# Instructions for the task
Read the records below and copy each line that contains "Professional".

★ ★ ★ ★

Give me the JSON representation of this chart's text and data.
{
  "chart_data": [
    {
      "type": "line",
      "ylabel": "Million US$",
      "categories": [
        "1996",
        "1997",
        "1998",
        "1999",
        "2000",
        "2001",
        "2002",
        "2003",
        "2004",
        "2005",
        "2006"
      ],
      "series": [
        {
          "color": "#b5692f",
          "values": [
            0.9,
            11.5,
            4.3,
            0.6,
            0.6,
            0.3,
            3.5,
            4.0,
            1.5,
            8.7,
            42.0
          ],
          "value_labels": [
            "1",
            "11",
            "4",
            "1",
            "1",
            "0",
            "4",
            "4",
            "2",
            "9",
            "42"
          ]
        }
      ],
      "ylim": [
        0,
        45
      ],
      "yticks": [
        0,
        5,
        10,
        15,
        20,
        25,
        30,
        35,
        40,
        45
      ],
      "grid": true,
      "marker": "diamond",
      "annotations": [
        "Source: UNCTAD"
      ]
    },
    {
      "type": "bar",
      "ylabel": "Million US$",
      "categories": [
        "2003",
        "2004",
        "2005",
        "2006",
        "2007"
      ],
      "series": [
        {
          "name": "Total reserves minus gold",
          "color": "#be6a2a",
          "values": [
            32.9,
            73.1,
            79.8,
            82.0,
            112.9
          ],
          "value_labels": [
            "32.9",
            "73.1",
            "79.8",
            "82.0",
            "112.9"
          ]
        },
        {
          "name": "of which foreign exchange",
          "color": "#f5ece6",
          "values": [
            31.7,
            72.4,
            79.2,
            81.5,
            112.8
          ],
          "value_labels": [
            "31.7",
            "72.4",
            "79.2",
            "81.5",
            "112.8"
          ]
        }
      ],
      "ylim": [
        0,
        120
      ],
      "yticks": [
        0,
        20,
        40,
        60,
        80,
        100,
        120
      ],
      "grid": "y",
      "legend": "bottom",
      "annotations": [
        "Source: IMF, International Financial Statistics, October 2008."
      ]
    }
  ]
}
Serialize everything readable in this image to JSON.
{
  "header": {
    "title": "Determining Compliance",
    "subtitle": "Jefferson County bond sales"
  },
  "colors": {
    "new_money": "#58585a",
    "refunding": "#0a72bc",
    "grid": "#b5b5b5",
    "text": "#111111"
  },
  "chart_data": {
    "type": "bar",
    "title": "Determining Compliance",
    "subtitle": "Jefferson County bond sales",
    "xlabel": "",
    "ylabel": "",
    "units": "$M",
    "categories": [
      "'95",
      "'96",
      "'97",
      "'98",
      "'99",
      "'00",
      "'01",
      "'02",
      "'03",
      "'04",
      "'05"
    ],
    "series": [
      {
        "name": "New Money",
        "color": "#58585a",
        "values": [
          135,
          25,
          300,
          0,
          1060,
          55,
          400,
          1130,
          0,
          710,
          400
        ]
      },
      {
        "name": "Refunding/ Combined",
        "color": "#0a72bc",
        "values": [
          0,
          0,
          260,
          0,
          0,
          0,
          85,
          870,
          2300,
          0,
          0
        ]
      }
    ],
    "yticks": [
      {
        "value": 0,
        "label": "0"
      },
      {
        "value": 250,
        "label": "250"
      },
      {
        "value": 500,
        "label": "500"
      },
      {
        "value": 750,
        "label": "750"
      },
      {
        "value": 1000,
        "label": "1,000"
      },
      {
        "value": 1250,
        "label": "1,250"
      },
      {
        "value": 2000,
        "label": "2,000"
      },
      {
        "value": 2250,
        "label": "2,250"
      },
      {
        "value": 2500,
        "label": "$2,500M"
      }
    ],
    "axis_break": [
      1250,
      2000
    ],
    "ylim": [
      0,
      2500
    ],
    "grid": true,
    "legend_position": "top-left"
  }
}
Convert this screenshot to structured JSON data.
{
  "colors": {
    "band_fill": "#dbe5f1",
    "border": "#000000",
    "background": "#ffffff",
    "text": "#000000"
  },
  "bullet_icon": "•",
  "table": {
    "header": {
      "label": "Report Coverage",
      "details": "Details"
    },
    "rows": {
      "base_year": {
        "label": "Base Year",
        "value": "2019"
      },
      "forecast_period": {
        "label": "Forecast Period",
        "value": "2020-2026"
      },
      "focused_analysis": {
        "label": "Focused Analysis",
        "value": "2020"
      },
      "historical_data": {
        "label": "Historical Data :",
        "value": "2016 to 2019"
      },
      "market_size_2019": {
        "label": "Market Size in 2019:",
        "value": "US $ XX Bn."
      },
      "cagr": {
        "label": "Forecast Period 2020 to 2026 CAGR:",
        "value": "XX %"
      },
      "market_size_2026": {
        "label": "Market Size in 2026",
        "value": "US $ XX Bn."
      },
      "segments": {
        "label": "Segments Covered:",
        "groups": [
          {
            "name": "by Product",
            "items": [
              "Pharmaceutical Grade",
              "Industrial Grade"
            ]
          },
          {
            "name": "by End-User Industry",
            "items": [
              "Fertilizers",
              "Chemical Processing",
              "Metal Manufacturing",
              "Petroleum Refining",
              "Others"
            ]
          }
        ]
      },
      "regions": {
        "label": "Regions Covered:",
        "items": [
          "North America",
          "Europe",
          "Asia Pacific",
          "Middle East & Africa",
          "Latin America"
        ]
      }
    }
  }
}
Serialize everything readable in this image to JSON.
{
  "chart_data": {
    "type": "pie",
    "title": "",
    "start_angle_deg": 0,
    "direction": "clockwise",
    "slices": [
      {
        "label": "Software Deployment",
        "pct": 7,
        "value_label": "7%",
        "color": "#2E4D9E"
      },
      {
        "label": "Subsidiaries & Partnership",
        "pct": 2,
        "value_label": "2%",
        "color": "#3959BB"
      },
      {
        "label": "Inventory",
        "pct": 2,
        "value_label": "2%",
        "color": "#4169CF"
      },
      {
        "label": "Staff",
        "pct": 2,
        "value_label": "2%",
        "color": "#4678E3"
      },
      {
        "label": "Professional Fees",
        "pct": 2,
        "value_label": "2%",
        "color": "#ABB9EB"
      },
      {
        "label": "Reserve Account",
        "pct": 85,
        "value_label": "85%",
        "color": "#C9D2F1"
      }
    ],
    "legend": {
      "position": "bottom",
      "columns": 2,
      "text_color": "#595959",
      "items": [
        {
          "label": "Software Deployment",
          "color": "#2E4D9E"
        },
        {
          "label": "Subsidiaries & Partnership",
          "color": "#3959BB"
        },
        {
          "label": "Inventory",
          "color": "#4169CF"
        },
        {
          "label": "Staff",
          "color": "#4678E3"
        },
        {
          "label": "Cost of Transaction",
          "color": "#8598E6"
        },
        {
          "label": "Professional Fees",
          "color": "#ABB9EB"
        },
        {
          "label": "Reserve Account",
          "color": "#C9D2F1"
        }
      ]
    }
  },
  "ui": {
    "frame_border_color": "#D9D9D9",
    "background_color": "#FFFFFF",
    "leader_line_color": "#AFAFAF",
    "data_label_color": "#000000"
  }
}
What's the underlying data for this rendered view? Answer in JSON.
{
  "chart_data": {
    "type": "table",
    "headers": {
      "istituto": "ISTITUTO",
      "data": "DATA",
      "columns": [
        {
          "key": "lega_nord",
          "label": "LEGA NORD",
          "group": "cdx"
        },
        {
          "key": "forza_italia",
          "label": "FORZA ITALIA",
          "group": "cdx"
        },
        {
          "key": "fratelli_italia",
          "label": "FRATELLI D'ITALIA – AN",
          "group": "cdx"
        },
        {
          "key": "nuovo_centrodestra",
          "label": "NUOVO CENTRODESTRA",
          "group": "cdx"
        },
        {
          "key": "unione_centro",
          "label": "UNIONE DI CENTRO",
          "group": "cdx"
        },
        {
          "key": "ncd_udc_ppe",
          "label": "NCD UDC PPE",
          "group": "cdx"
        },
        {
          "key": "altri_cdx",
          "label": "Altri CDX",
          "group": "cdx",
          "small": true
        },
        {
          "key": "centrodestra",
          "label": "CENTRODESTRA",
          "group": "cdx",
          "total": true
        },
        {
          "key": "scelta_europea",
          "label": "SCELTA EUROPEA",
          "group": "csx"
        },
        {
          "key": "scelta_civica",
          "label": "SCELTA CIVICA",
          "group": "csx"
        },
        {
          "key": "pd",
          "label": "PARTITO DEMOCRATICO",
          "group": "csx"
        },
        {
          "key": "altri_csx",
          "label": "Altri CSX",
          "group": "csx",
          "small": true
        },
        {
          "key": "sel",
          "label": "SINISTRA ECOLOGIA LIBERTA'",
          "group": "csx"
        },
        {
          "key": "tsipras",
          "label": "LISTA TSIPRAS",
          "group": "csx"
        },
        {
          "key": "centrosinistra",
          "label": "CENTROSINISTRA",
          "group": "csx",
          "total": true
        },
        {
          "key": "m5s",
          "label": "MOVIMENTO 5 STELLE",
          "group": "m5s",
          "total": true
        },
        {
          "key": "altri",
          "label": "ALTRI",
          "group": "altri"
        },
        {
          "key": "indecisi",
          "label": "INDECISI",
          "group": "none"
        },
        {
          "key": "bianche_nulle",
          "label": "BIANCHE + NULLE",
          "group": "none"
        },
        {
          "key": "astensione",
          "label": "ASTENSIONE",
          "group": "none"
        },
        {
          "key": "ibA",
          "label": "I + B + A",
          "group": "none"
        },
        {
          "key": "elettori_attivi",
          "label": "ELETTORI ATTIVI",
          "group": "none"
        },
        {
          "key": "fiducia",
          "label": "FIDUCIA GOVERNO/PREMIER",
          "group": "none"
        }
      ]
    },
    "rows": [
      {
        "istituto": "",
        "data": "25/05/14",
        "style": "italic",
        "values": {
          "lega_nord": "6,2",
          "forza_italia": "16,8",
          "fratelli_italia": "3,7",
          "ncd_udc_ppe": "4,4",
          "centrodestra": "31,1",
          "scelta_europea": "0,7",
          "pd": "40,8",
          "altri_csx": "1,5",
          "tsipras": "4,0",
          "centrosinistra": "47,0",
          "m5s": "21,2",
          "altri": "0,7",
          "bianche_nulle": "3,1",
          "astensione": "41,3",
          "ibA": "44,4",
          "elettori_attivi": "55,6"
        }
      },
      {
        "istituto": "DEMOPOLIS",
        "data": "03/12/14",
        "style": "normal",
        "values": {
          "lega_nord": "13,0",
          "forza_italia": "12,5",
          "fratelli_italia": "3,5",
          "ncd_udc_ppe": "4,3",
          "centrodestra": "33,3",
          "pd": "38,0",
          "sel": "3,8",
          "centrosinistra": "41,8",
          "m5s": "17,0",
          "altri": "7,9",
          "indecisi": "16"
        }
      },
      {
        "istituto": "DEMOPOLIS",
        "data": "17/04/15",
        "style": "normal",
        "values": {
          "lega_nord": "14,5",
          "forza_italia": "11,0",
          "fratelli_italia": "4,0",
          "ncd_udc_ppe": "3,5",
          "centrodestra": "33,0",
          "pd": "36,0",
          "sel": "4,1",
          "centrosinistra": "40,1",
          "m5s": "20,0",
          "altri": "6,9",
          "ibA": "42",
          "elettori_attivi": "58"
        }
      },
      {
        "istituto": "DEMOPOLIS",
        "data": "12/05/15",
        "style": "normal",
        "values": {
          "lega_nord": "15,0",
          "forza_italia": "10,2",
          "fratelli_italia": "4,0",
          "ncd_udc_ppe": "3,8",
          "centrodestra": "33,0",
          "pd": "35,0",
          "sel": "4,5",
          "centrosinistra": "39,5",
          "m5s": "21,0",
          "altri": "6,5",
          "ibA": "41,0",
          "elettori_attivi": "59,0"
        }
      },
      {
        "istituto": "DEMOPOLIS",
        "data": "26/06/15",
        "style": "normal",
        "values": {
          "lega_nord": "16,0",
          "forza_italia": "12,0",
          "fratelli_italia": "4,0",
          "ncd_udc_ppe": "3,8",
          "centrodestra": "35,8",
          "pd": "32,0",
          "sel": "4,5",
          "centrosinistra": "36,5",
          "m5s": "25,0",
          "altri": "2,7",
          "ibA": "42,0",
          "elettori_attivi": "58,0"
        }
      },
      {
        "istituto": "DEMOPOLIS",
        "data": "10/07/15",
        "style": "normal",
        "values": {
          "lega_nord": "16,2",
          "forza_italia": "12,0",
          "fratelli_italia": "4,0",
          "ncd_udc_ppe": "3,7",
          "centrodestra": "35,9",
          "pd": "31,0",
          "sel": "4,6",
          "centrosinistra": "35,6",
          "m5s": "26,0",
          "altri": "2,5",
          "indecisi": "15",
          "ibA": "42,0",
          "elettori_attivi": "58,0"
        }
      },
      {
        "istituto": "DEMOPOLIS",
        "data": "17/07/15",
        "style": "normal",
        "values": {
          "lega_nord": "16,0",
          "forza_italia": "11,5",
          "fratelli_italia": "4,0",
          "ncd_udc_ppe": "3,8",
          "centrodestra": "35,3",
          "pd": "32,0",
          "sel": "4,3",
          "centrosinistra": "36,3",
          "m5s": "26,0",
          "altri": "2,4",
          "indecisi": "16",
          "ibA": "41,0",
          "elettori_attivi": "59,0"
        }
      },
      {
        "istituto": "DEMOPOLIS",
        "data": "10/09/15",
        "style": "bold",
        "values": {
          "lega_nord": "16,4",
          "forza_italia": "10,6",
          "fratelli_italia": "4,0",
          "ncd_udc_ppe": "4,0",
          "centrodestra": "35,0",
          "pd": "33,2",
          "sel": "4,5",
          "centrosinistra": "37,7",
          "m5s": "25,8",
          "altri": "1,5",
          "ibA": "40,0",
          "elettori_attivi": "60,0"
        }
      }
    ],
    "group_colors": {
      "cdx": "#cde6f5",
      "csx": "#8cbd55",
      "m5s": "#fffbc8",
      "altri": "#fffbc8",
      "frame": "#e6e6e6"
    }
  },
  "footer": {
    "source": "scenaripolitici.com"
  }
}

★ ★ ★ ★

# The result
        "label": "Professional Fees",
          "label": "Professional Fees",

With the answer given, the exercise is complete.